- [Task to complete]
From the line with "Give me the" down to the final line of the material below, quote every line exactly and leave out all lines before it.

----- Record set -----

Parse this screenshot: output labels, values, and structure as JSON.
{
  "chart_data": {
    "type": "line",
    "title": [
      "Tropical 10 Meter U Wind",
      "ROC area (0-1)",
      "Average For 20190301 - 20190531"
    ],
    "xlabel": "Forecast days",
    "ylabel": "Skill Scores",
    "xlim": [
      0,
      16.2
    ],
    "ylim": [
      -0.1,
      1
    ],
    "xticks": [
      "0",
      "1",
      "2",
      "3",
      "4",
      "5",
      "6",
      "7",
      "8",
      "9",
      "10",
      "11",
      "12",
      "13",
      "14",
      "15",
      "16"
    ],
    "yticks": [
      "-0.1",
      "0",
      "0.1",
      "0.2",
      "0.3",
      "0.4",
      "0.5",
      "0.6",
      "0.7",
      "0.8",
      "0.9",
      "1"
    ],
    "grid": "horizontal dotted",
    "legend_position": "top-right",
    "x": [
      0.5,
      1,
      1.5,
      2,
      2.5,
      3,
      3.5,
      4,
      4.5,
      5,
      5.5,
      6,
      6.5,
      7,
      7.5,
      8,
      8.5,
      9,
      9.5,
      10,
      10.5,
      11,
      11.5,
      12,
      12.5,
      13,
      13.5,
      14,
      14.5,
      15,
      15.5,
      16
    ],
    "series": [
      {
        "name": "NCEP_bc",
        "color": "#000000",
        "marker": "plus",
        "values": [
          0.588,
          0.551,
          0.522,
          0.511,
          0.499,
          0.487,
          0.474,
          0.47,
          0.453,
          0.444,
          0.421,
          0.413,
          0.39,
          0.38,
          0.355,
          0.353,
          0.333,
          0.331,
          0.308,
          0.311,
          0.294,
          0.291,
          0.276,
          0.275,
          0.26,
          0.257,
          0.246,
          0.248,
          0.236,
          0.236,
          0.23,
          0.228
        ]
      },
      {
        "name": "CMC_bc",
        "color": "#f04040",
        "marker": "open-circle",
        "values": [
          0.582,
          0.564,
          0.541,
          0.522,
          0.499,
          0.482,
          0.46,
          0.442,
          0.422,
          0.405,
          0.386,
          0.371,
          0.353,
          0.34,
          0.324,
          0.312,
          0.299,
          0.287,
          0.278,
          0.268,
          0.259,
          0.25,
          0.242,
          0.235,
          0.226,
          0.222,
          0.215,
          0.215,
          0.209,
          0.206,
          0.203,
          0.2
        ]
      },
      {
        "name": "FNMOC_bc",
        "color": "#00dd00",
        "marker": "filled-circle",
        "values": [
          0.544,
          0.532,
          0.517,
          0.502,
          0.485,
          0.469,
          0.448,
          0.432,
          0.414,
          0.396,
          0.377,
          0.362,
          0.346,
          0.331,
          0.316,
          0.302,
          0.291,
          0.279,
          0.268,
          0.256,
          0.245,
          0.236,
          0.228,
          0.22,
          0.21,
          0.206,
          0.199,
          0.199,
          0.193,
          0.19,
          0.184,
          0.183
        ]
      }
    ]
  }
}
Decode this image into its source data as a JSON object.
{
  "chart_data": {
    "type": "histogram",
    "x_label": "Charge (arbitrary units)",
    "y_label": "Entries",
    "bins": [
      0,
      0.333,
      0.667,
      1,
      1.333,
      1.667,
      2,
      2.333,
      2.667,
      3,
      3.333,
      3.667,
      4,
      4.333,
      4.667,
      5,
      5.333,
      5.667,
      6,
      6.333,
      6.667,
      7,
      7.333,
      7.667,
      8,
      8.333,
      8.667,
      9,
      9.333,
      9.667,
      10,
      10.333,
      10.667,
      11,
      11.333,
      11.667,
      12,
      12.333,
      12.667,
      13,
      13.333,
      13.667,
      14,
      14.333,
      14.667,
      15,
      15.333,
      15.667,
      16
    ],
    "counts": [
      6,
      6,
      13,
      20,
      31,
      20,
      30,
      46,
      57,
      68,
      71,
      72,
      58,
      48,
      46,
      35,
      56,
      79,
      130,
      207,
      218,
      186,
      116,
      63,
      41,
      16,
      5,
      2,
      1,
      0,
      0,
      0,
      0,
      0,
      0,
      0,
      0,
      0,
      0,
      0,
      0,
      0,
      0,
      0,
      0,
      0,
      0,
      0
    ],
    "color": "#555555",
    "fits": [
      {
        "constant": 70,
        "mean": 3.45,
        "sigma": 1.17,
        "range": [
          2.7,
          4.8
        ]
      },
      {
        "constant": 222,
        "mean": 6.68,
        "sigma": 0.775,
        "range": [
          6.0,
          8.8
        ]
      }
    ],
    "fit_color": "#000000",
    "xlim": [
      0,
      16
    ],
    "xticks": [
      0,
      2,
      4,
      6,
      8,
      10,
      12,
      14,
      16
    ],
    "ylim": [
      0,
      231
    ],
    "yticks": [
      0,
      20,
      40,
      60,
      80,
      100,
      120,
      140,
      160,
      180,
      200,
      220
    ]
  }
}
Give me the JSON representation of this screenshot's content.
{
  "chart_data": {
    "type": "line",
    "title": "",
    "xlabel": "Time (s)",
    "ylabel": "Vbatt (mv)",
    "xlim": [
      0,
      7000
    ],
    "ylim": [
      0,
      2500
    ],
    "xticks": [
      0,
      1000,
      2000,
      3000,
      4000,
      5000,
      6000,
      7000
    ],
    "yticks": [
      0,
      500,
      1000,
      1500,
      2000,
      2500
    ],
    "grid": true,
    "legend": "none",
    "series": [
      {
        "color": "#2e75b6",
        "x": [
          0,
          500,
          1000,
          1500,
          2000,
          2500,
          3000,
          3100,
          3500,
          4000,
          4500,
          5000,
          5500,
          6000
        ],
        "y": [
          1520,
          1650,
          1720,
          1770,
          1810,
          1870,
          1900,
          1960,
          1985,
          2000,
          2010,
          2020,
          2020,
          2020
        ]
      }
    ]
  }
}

-----

- [Reply]
Give me the JSON representation of this screenshot's content.
{
  "chart_data": {
    "type": "line",
    "title": "",
    "xlabel": "Time (s)",
    "ylabel": "Vbatt (mv)",
    "xlim": [
      0,
      7000
    ],
    "ylim": [
      0,
      2500
    ],
    "xticks": [
      0,
      1000,
      2000,
      3000,
      4000,
      5000,
      6000,
      7000
    ],
    "yticks": [
      0,
      500,
      1000,
      1500,
      2000,
      2500
    ],
    "grid": true,
    "legend": "none",
    "series": [
      {
        "color": "#2e75b6",
        "x": [
          0,
          500,
          1000,
          1500,
          2000,
          2500,
          3000,
          3100,
          3500,
          4000,
          4500,
          5000,
          5500,
          6000
        ],
        "y": [
          1520,
          1650,
          1720,
          1770,
          1810,
          1870,
          1900,
          1960,
          1985,
          2000,
          2010,
          2020,
          2020,
          2020
        ]
      }
    ]
  }
}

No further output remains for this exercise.